(Dataset rows describing interfaces)
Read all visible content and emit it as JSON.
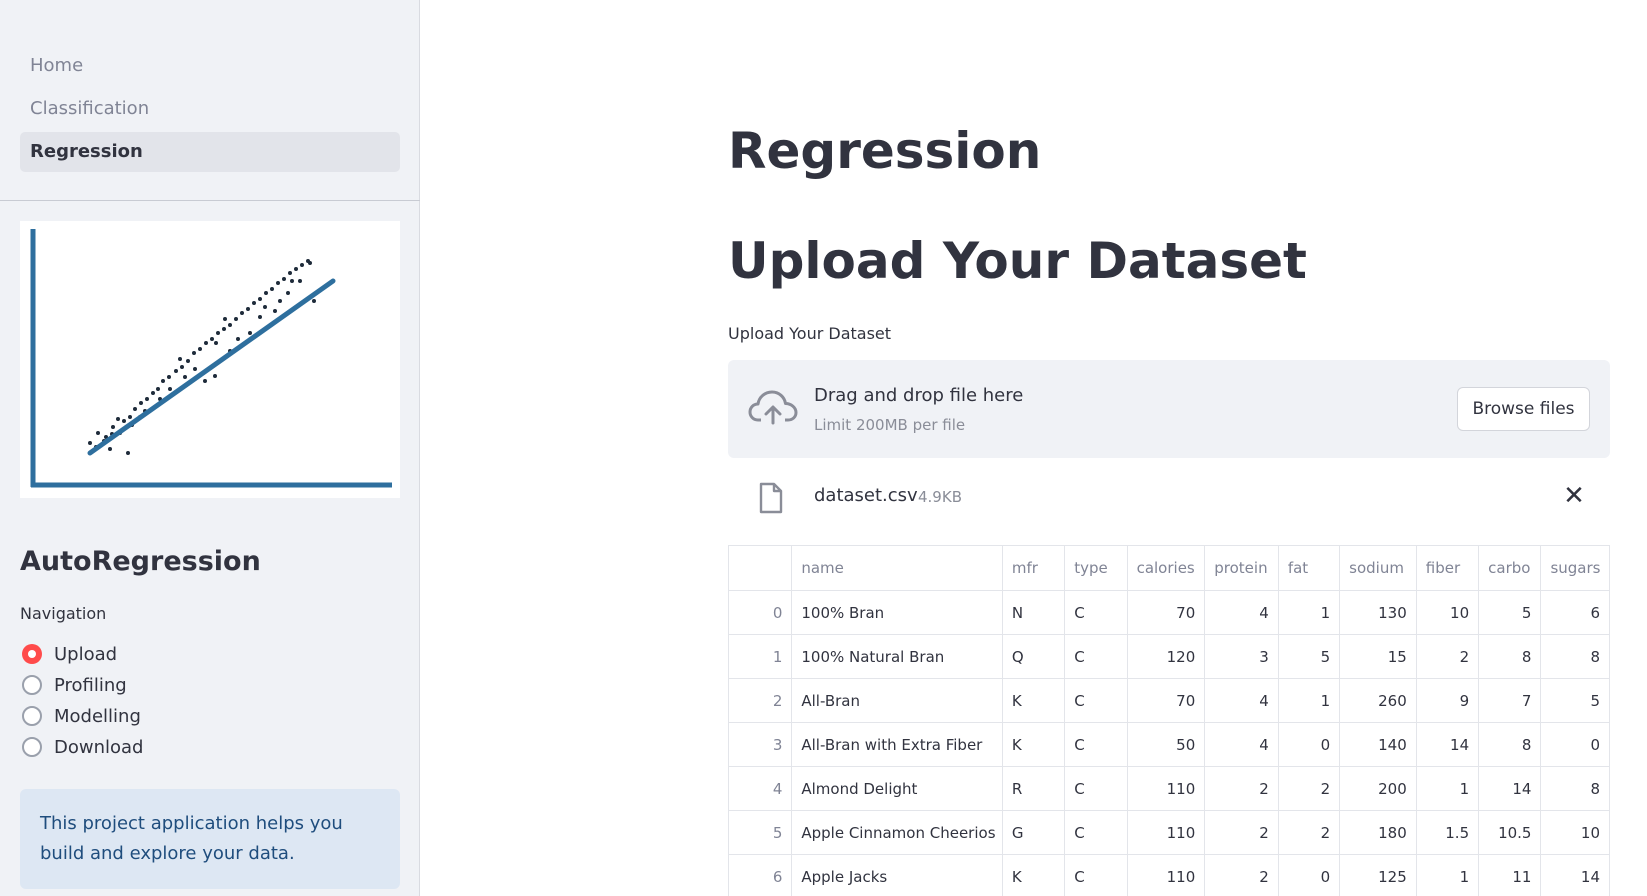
{
  "sidebar": {
    "pages": [
      {
        "label": "Home",
        "active": false
      },
      {
        "label": "Classification",
        "active": false
      },
      {
        "label": "Regression",
        "active": true
      }
    ],
    "app_title": "AutoRegression",
    "navigation_label": "Navigation",
    "radio_options": [
      {
        "label": "Upload",
        "selected": true
      },
      {
        "label": "Profiling",
        "selected": false
      },
      {
        "label": "Modelling",
        "selected": false
      },
      {
        "label": "Download",
        "selected": false
      }
    ],
    "info_text": "This project application helps you build and explore your data.",
    "image_icon": "regression-scatter-plot-illustration"
  },
  "main": {
    "page_title": "Regression",
    "section_title": "Upload Your Dataset",
    "uploader": {
      "label": "Upload Your Dataset",
      "drop_text": "Drag and drop file here",
      "limit_text": "Limit 200MB per file",
      "browse_label": "Browse files",
      "icon": "cloud-upload-icon"
    },
    "uploaded_file": {
      "name": "dataset.csv",
      "size": "4.9KB",
      "icon": "file-icon",
      "close_icon": "close-icon"
    },
    "table": {
      "columns": [
        "",
        "name",
        "mfr",
        "type",
        "calories",
        "protein",
        "fat",
        "sodium",
        "fiber",
        "carbo",
        "sugars"
      ],
      "rows": [
        [
          "0",
          "100% Bran",
          "N",
          "C",
          "70",
          "4",
          "1",
          "130",
          "10",
          "5",
          "6"
        ],
        [
          "1",
          "100% Natural Bran",
          "Q",
          "C",
          "120",
          "3",
          "5",
          "15",
          "2",
          "8",
          "8"
        ],
        [
          "2",
          "All-Bran",
          "K",
          "C",
          "70",
          "4",
          "1",
          "260",
          "9",
          "7",
          "5"
        ],
        [
          "3",
          "All-Bran with Extra Fiber",
          "K",
          "C",
          "50",
          "4",
          "0",
          "140",
          "14",
          "8",
          "0"
        ],
        [
          "4",
          "Almond Delight",
          "R",
          "C",
          "110",
          "2",
          "2",
          "200",
          "1",
          "14",
          "8"
        ],
        [
          "5",
          "Apple Cinnamon Cheerios",
          "G",
          "C",
          "110",
          "2",
          "2",
          "180",
          "1.5",
          "10.5",
          "10"
        ],
        [
          "6",
          "Apple Jacks",
          "K",
          "C",
          "110",
          "2",
          "0",
          "125",
          "1",
          "11",
          "14"
        ]
      ]
    }
  },
  "colors": {
    "sidebar_bg": "#f0f2f6",
    "accent_radio": "#ff4b4b",
    "info_bg": "#dde7f3",
    "info_text": "#1f4d7d",
    "plot_line": "#2e6f9e"
  }
}
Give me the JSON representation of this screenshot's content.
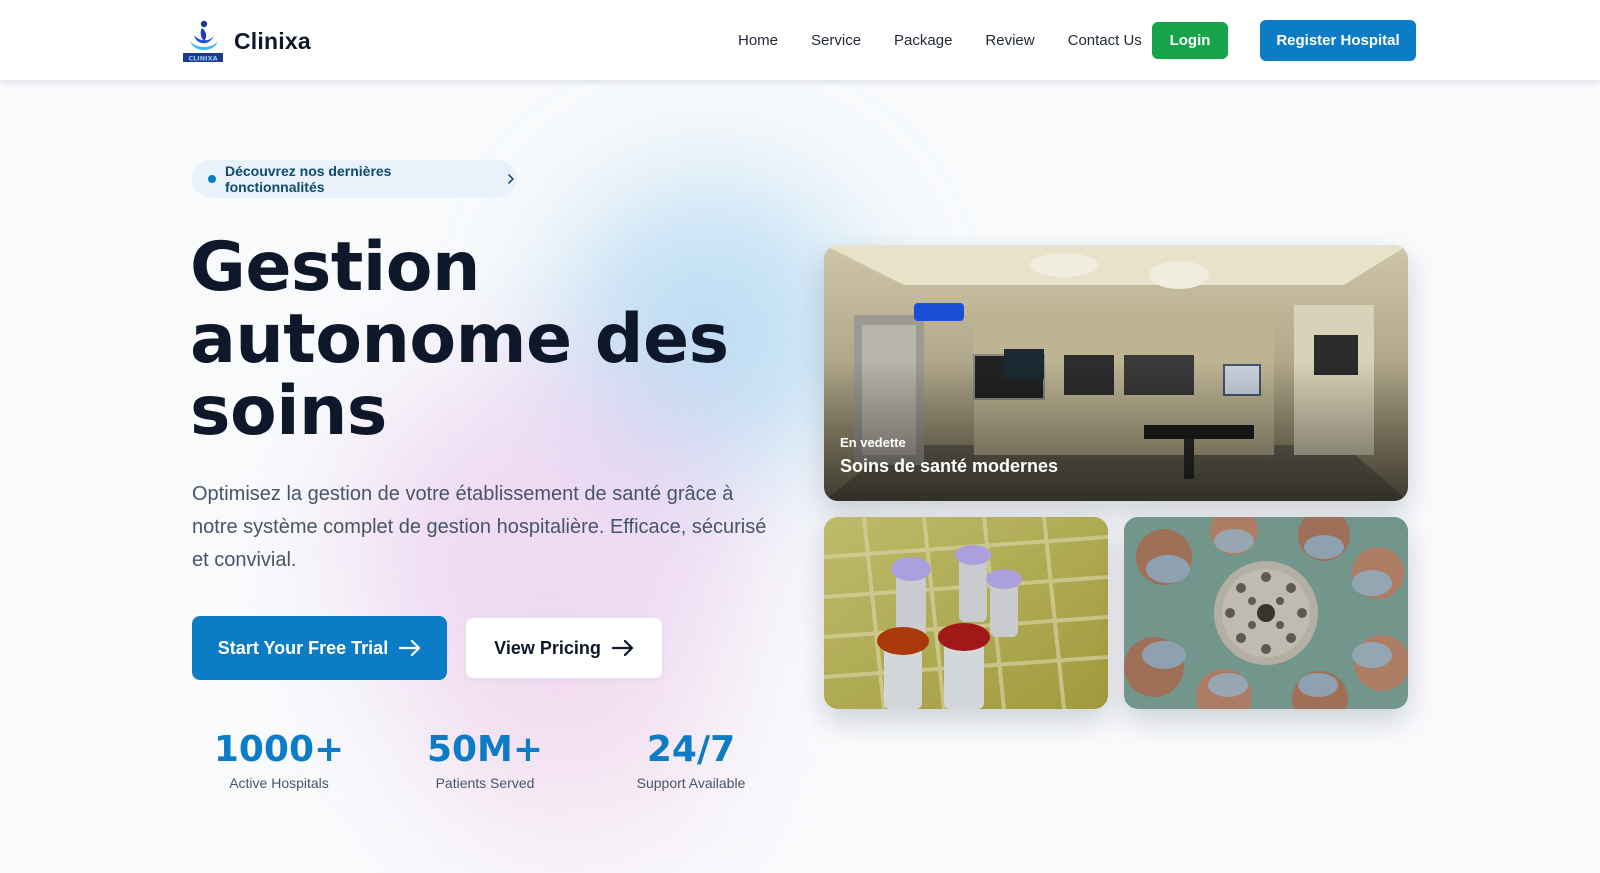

### [WHAT IS EXPECTED]
Please print every record exactly as written, without the pictures.

### [WORKED SOLUTION]
Read all visible content and emit it as JSON.
{
  "sidebar": {
    "pages": [
      {
        "label": "Home",
        "active": false
      },
      {
        "label": "Classification",
        "active": false
      },
      {
        "label": "Regression",
        "active": true
      }
    ],
    "app_title": "AutoRegression",
    "navigation_label": "Navigation",
    "radio_options": [
      {
        "label": "Upload",
        "selected": true
      },
      {
        "label": "Profiling",
        "selected": false
      },
      {
        "label": "Modelling",
        "selected": false
      },
      {
        "label": "Download",
        "selected": false
      }
    ],
    "info_text": "This project application helps you build and explore your data.",
    "image_icon": "regression-scatter-plot-illustration"
  },
  "main": {
    "page_title": "Regression",
    "section_title": "Upload Your Dataset",
    "uploader": {
      "label": "Upload Your Dataset",
      "drop_text": "Drag and drop file here",
      "limit_text": "Limit 200MB per file",
      "browse_label": "Browse files",
      "icon": "cloud-upload-icon"
    },
    "uploaded_file": {
      "name": "dataset.csv",
      "size": "4.9KB",
      "icon": "file-icon",
      "close_icon": "close-icon"
    },
    "table": {
      "columns": [
        "",
        "name",
        "mfr",
        "type",
        "calories",
        "protein",
        "fat",
        "sodium",
        "fiber",
        "carbo",
        "sugars"
      ],
      "rows": [
        [
          "0",
          "100% Bran",
          "N",
          "C",
          "70",
          "4",
          "1",
          "130",
          "10",
          "5",
          "6"
        ],
        [
          "1",
          "100% Natural Bran",
          "Q",
          "C",
          "120",
          "3",
          "5",
          "15",
          "2",
          "8",
          "8"
        ],
        [
          "2",
          "All-Bran",
          "K",
          "C",
          "70",
          "4",
          "1",
          "260",
          "9",
          "7",
          "5"
        ],
        [
          "3",
          "All-Bran with Extra Fiber",
          "K",
          "C",
          "50",
          "4",
          "0",
          "140",
          "14",
          "8",
          "0"
        ],
        [
          "4",
          "Almond Delight",
          "R",
          "C",
          "110",
          "2",
          "2",
          "200",
          "1",
          "14",
          "8"
        ],
        [
          "5",
          "Apple Cinnamon Cheerios",
          "G",
          "C",
          "110",
          "2",
          "2",
          "180",
          "1.5",
          "10.5",
          "10"
        ],
        [
          "6",
          "Apple Jacks",
          "K",
          "C",
          "110",
          "2",
          "0",
          "125",
          "1",
          "11",
          "14"
        ]
      ]
    }
  },
  "colors": {
    "sidebar_bg": "#f0f2f6",
    "accent_radio": "#ff4b4b",
    "info_bg": "#dde7f3",
    "info_text": "#1f4d7d",
    "plot_line": "#2e6f9e"
  }
}
Give me the JSON representation of this screenshot's content.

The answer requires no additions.